→ **Work to be completed**: Return all lines that include the string "this".

Lines of data
-- START --
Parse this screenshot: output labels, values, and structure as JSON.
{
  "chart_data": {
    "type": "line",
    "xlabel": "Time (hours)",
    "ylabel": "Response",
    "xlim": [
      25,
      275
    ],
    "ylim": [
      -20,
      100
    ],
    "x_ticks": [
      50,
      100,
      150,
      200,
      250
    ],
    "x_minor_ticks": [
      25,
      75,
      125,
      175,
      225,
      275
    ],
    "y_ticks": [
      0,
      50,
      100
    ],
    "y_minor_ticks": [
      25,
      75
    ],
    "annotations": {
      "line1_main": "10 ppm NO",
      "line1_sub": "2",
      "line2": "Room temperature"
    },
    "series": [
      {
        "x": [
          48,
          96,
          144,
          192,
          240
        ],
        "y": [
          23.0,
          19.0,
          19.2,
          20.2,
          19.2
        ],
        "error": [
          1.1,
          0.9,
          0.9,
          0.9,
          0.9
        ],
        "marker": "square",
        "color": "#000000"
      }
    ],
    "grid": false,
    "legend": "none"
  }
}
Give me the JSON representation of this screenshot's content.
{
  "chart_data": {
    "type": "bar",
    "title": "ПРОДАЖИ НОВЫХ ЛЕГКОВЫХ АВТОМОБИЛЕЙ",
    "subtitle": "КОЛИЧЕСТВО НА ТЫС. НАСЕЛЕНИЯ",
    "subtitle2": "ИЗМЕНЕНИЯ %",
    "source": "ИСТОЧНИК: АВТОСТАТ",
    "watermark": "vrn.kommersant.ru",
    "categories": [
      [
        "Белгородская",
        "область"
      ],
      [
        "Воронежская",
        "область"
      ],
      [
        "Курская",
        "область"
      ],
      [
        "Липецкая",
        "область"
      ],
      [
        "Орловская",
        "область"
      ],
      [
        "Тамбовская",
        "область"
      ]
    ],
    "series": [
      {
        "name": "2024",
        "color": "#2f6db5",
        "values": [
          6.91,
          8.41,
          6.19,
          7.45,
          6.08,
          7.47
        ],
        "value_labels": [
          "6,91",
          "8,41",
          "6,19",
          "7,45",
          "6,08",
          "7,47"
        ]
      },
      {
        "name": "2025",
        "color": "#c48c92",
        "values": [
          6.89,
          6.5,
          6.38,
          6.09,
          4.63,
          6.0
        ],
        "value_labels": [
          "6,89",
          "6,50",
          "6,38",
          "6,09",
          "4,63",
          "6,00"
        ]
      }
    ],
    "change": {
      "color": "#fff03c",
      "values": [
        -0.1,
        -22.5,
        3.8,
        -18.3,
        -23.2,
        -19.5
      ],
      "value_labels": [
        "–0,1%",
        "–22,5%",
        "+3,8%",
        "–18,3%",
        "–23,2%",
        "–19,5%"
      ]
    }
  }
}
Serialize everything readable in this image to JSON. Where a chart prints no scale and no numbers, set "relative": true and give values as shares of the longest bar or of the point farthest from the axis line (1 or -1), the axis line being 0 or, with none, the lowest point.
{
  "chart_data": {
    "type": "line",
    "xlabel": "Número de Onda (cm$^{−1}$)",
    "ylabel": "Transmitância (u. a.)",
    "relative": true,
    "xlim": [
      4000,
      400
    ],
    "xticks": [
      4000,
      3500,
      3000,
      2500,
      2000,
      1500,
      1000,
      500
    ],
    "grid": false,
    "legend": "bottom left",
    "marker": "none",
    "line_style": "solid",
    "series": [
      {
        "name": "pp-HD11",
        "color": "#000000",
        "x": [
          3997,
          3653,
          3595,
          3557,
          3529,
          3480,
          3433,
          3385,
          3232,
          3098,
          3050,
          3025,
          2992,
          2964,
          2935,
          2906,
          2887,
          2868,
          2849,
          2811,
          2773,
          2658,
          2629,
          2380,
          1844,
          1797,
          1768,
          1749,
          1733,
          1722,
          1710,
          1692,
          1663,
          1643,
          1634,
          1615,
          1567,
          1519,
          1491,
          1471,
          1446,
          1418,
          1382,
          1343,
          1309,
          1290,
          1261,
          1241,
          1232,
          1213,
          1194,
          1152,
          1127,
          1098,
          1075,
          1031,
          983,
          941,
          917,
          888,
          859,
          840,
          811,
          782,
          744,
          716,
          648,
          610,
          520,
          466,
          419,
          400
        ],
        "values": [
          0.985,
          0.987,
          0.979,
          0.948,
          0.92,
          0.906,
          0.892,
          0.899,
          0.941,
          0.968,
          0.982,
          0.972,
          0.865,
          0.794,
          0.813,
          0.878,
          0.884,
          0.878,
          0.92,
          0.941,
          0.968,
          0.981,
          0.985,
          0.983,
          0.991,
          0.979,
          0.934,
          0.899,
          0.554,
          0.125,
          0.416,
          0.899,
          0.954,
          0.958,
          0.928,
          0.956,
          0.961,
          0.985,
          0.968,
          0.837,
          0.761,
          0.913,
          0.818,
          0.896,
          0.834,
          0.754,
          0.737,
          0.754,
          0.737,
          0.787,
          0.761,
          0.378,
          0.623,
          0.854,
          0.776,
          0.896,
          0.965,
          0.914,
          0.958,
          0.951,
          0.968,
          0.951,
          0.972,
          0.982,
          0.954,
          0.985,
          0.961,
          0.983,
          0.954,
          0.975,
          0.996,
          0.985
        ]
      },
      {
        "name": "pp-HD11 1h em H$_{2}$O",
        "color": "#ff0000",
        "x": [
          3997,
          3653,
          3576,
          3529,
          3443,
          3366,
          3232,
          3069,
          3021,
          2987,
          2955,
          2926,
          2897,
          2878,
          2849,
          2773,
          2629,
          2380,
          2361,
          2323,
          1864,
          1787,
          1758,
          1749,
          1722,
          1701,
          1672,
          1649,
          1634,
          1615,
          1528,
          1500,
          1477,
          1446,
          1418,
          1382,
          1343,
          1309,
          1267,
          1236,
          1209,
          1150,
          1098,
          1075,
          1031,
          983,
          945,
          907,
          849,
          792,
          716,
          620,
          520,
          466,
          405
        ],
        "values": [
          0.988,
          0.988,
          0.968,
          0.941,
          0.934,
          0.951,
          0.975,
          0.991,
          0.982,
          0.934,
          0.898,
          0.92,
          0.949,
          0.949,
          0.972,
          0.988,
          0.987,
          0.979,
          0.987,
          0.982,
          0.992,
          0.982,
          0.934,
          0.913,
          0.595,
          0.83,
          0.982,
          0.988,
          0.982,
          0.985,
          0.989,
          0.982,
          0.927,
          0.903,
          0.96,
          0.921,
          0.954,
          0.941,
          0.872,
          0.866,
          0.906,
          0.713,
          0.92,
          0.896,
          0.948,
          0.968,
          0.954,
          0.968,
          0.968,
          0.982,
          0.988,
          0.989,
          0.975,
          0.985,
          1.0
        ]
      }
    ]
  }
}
-- END --
→ **Reply**:
Parse this screenshot: output labels, values, and structure as JSON.
Give me the JSON representation of this screenshot's content.
Serialize everything readable in this image to JSON. Where a chart prints no scale and no numbers, set "relative": true and give values as shares of the longest bar or of the point farthest from the axis line (1 or -1), the axis line being 0 or, with none, the lowest point.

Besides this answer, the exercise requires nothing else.